* **What is asked**: Find the word "more" in the data. Return every line where it appears.

* **Data entries**:
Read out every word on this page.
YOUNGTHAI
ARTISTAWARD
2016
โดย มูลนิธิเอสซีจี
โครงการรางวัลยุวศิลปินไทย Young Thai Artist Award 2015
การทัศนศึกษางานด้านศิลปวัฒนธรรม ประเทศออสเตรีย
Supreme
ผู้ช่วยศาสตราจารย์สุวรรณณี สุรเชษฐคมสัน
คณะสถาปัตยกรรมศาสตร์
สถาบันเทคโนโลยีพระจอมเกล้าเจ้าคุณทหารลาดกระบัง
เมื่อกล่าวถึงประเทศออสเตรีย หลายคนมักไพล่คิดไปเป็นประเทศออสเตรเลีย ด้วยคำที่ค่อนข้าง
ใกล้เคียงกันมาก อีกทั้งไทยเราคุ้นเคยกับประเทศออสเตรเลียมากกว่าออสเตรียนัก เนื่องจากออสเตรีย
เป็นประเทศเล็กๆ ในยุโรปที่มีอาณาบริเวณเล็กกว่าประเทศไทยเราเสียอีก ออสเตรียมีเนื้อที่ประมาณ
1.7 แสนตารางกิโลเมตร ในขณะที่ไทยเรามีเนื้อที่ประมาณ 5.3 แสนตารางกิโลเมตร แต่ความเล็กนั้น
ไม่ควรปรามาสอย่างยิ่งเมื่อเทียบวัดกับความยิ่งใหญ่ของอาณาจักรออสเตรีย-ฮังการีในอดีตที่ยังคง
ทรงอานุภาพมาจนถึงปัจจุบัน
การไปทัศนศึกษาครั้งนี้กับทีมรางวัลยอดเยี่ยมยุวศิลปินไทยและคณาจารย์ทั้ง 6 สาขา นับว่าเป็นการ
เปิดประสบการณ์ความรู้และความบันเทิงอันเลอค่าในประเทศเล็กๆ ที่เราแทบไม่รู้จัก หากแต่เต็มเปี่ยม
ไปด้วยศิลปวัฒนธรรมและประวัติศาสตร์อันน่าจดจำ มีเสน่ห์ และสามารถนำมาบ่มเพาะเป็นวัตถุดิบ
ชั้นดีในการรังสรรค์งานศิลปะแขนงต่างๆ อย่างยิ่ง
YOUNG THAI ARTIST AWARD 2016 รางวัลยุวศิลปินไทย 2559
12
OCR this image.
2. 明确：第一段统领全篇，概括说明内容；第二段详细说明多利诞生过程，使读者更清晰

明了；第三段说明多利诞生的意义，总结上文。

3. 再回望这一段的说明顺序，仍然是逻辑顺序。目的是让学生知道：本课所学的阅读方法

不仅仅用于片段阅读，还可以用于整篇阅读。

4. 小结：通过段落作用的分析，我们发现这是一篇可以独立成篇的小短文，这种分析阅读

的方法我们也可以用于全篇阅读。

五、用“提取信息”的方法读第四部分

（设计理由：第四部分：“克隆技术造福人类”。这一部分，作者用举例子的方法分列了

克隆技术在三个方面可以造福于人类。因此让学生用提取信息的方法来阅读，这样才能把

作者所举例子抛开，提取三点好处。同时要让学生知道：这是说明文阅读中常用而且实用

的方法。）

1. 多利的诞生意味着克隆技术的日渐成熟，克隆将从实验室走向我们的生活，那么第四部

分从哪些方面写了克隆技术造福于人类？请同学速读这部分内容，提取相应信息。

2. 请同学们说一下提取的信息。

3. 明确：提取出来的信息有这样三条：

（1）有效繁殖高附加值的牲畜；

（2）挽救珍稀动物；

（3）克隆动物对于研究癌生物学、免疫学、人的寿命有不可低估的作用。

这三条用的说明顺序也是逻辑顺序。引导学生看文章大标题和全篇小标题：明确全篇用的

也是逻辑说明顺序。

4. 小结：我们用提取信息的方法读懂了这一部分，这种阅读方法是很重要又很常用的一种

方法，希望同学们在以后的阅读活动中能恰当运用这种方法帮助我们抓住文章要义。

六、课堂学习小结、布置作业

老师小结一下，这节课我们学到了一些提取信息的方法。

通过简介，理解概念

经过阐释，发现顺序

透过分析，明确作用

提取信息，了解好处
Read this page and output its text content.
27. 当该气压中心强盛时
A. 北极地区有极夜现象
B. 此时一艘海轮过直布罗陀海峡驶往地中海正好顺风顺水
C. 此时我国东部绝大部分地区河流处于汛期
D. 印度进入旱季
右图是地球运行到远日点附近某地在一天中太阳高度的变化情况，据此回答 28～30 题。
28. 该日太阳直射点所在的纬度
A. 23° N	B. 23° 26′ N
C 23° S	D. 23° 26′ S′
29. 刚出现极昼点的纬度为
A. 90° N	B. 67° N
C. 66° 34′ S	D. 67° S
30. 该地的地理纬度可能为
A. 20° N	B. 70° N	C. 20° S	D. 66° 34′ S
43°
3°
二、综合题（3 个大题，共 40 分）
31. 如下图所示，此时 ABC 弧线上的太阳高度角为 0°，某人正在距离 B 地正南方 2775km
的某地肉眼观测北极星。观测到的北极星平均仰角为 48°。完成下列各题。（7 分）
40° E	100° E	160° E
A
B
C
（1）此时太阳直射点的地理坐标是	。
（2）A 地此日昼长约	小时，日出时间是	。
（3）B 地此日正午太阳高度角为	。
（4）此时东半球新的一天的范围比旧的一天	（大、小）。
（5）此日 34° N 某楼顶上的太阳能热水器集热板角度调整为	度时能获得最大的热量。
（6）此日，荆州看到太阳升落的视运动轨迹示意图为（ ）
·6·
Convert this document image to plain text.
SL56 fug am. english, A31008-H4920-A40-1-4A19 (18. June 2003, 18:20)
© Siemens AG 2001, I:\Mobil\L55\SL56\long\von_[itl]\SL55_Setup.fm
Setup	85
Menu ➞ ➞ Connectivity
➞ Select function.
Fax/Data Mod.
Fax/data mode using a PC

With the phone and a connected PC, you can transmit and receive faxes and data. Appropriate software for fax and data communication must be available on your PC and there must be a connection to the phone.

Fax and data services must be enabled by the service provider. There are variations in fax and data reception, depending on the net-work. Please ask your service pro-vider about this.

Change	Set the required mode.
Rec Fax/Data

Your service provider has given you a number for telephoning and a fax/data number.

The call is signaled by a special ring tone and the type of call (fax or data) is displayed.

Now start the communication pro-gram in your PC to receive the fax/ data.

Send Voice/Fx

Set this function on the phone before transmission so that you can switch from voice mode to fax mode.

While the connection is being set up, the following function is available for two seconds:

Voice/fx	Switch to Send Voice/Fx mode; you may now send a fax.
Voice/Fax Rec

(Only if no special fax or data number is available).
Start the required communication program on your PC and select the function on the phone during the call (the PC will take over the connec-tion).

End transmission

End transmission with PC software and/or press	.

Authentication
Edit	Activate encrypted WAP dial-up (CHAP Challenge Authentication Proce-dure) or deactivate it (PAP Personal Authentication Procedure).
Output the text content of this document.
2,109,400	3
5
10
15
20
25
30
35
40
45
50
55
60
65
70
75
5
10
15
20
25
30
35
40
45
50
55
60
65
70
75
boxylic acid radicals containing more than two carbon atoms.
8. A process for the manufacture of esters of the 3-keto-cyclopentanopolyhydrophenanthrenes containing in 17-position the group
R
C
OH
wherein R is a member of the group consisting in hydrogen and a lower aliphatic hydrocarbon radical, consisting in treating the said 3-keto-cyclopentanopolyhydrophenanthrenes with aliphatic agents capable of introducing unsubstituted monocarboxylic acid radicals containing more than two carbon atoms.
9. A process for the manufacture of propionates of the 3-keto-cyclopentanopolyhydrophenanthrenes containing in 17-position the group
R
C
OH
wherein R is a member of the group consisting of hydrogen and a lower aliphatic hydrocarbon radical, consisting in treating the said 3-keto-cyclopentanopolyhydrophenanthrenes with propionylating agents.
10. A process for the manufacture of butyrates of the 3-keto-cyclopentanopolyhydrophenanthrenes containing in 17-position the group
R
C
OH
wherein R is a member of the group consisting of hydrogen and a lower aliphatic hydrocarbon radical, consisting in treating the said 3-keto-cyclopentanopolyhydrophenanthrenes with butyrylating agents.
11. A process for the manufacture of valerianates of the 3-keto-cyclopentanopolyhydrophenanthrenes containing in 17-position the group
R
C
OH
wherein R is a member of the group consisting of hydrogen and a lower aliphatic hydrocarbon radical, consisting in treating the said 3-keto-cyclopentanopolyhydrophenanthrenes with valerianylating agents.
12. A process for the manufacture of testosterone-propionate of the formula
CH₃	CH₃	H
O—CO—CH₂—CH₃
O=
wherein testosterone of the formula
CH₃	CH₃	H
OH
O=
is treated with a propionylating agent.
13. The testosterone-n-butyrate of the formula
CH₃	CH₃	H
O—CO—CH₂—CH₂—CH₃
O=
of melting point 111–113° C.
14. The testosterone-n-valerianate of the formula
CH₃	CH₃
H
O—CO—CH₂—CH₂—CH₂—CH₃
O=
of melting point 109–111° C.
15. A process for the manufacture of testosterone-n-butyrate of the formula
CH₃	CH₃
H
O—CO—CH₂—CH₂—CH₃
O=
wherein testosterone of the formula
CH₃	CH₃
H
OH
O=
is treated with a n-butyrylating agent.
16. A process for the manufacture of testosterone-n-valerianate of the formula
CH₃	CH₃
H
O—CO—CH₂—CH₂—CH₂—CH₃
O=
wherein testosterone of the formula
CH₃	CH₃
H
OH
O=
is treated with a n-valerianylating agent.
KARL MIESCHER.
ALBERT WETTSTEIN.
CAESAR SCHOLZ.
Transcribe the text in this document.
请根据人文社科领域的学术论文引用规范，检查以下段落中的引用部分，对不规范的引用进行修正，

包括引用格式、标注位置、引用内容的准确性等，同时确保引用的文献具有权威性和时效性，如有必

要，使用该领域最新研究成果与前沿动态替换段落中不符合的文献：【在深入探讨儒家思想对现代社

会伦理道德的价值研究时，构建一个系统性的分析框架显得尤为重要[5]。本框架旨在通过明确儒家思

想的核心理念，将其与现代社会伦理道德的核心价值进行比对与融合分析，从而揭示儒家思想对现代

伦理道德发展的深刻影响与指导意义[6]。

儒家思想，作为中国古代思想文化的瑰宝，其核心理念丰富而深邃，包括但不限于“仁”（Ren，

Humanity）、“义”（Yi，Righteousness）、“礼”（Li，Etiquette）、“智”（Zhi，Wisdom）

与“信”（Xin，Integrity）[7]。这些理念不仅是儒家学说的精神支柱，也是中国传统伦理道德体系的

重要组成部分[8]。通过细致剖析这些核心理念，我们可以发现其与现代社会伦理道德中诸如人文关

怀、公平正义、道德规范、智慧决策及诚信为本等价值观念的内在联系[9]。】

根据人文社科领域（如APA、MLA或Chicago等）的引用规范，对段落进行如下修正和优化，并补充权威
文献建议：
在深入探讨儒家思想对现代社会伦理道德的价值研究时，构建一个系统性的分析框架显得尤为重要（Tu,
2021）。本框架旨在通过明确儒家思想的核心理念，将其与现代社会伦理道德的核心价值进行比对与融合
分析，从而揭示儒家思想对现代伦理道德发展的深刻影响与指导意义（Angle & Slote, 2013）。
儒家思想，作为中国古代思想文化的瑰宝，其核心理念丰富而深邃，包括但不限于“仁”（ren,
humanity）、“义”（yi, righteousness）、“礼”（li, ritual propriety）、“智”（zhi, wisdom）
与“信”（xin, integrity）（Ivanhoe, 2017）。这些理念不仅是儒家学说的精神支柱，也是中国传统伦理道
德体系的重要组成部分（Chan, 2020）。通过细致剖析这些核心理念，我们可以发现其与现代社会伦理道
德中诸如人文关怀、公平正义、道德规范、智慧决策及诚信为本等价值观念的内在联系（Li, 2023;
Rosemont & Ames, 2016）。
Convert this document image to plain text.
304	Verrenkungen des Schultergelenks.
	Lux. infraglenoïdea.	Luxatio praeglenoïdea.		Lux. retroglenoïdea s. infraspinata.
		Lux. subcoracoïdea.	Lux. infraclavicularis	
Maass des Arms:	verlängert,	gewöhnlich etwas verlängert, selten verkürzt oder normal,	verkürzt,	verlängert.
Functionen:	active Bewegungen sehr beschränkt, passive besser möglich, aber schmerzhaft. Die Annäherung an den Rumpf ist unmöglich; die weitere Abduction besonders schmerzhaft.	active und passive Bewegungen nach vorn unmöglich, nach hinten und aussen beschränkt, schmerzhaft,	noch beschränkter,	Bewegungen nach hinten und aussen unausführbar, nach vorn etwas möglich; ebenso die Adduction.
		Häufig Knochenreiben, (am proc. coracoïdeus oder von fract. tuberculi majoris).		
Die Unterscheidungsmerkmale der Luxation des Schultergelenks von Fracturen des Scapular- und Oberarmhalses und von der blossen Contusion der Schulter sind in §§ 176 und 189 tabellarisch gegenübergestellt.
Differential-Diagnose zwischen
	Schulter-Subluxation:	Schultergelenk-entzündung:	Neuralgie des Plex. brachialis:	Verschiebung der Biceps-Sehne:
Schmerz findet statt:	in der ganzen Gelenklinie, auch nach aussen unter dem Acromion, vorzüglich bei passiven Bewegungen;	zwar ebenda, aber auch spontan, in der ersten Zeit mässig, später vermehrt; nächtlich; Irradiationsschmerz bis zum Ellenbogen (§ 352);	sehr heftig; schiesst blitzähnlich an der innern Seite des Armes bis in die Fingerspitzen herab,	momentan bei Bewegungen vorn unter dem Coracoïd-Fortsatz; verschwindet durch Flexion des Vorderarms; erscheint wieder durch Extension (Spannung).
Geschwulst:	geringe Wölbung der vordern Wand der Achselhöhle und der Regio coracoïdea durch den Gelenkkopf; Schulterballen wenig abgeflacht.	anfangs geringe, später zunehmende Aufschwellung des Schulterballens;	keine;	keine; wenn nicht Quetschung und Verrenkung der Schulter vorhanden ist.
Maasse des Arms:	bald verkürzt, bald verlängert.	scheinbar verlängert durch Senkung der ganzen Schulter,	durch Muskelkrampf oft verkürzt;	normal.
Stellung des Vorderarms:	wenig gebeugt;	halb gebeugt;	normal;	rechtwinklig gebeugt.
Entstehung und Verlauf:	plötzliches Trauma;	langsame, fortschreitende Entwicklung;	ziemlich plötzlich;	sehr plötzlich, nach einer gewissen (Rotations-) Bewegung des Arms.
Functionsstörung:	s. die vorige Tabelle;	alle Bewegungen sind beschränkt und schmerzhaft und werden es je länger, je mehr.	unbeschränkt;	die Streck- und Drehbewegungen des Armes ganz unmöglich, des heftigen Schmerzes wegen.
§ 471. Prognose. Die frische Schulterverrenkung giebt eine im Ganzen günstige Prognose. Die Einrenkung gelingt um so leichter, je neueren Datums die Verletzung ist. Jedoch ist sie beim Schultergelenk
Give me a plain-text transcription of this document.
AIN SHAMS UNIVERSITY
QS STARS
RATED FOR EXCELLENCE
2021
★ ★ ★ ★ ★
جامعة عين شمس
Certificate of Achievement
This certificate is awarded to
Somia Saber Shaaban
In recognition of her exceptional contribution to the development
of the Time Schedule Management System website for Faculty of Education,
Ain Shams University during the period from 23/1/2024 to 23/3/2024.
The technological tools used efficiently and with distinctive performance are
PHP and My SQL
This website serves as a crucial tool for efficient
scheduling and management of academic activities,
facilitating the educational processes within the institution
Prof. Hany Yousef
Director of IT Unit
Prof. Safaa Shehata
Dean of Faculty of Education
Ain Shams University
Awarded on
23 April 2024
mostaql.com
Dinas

* **Task result**:
boxylic acid radicals containing more than two carbon atoms.
wherein R is a member of the group consisting in hydrogen and a lower aliphatic hydrocarbon radical, consisting in treating the said 3-keto-cyclopentanopolyhydrophenanthrenes with aliphatic agents capable of introducing unsubstituted monocarboxylic acid radicals containing more than two carbon atoms.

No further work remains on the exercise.